**Entries taken from a collection**
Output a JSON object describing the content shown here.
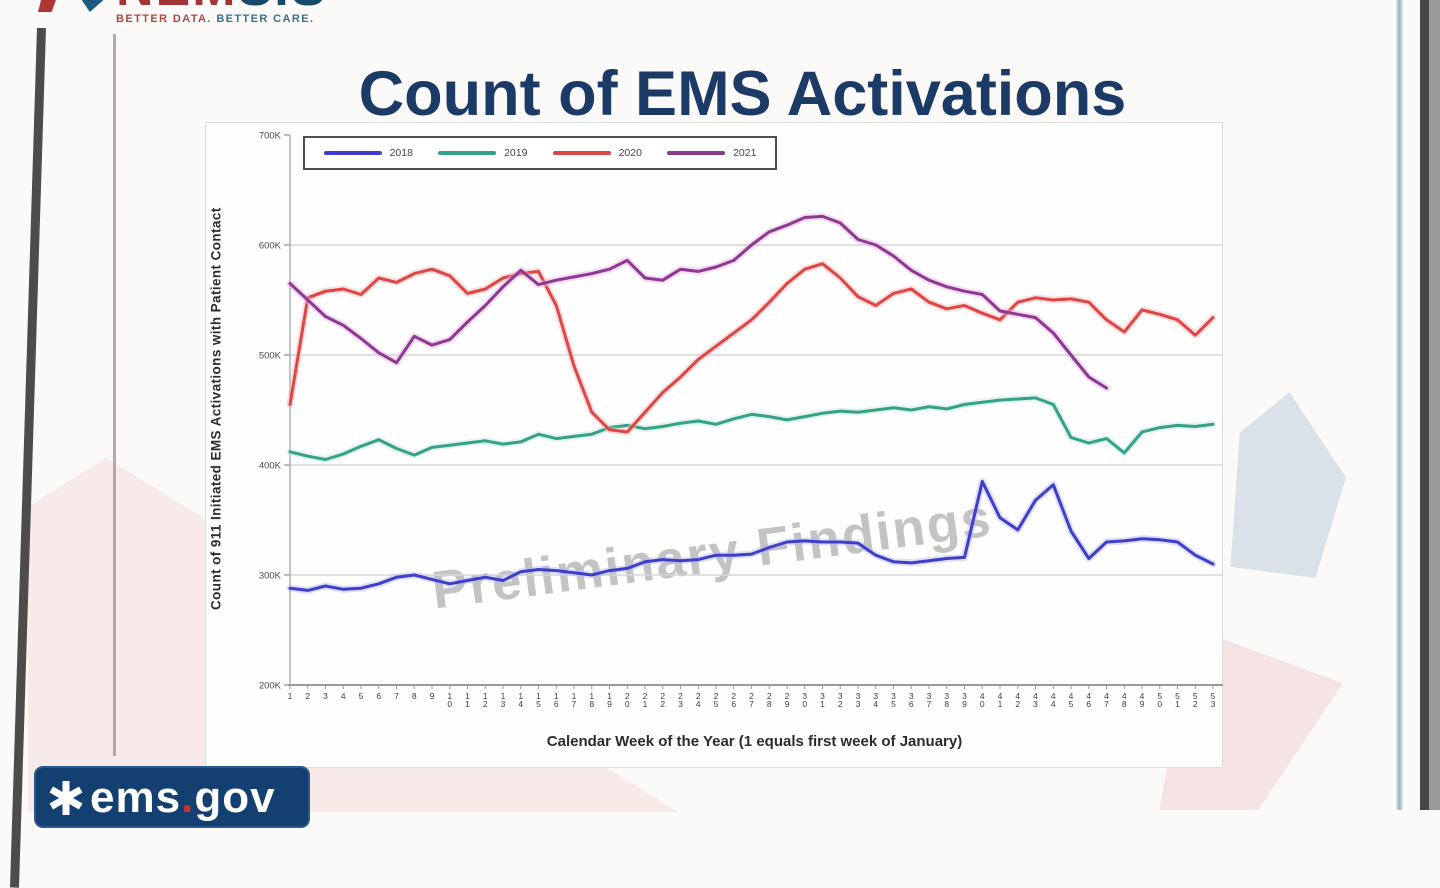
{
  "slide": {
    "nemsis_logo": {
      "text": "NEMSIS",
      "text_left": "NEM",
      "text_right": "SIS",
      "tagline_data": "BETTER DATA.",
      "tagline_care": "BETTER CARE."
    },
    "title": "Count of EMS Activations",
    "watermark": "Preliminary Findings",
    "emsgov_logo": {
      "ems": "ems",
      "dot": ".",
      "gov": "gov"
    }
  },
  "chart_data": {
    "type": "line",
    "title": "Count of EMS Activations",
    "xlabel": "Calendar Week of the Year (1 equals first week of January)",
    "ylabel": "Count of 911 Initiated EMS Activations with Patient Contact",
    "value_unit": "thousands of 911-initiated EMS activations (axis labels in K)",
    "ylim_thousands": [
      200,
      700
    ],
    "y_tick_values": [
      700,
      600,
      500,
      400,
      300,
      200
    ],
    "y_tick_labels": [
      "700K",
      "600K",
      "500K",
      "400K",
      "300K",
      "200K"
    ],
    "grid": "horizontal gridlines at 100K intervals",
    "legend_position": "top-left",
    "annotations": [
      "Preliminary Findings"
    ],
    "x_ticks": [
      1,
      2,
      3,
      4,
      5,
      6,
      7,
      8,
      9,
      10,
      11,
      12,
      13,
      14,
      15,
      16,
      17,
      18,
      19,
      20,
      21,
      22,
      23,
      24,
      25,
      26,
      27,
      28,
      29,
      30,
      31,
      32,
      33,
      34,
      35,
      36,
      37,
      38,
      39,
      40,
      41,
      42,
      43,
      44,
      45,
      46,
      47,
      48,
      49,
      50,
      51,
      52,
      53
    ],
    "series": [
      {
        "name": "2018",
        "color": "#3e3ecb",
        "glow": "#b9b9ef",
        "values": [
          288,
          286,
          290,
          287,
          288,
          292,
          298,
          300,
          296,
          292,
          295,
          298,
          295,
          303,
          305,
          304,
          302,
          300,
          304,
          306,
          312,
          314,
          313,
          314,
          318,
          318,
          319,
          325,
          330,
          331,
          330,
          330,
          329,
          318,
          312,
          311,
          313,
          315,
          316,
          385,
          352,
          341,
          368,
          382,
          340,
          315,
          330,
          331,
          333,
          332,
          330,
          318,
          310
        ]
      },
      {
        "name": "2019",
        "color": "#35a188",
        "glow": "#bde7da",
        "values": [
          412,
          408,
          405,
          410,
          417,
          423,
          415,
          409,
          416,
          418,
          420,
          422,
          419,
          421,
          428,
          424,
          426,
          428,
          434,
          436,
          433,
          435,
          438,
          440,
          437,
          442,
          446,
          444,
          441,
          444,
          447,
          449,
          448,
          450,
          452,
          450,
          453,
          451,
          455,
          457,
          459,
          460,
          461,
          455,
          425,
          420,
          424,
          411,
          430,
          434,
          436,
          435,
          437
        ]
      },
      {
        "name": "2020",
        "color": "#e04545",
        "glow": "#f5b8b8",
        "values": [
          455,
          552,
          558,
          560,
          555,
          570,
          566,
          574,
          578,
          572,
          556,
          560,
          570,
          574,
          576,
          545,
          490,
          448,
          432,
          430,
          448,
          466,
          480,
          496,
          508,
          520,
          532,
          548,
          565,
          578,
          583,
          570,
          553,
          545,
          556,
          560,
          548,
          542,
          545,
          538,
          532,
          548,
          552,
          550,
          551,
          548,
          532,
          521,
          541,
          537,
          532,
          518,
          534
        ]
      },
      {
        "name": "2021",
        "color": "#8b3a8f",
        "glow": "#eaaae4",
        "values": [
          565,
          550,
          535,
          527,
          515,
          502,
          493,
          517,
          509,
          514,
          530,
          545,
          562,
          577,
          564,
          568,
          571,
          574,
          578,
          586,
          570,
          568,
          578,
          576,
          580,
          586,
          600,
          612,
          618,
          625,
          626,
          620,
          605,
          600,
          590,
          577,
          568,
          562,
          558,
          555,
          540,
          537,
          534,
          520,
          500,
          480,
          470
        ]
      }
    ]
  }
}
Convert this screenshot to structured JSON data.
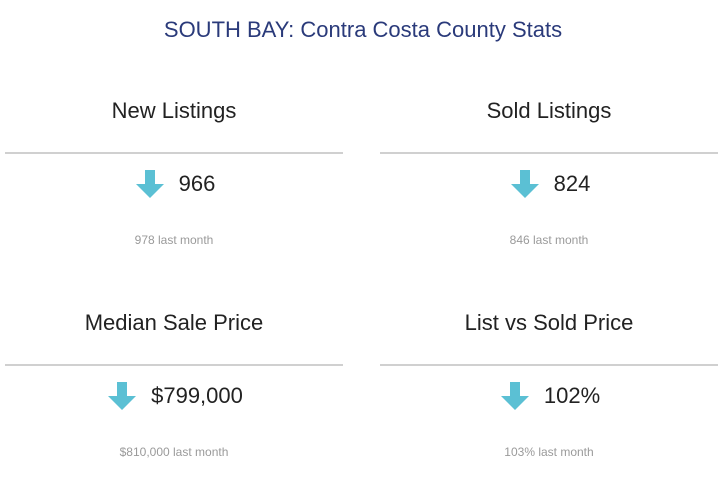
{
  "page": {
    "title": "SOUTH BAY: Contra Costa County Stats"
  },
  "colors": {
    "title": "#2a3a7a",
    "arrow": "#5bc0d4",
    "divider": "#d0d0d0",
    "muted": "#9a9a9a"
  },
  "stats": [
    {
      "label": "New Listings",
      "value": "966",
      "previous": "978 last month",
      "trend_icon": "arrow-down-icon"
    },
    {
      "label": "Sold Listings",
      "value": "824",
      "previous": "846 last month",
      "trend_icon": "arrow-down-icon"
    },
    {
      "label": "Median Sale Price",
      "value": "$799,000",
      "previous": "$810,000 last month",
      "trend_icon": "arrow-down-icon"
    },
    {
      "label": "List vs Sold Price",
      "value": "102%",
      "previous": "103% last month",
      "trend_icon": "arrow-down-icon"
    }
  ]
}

**WRITTEN PROBLEM**
Produce an exact copy of the lines from the line containing "Convert this screenshot" through the last line of the records, with no pictures and no other text.

**SOLUTION FOR THIS TASK**
Convert this screenshot to structured JSON data.
{
  "page": {
    "title": "SOUTH BAY: Contra Costa County Stats"
  },
  "colors": {
    "title": "#2a3a7a",
    "arrow": "#5bc0d4",
    "divider": "#d0d0d0",
    "muted": "#9a9a9a"
  },
  "stats": [
    {
      "label": "New Listings",
      "value": "966",
      "previous": "978 last month",
      "trend_icon": "arrow-down-icon"
    },
    {
      "label": "Sold Listings",
      "value": "824",
      "previous": "846 last month",
      "trend_icon": "arrow-down-icon"
    },
    {
      "label": "Median Sale Price",
      "value": "$799,000",
      "previous": "$810,000 last month",
      "trend_icon": "arrow-down-icon"
    },
    {
      "label": "List vs Sold Price",
      "value": "102%",
      "previous": "103% last month",
      "trend_icon": "arrow-down-icon"
    }
  ]
}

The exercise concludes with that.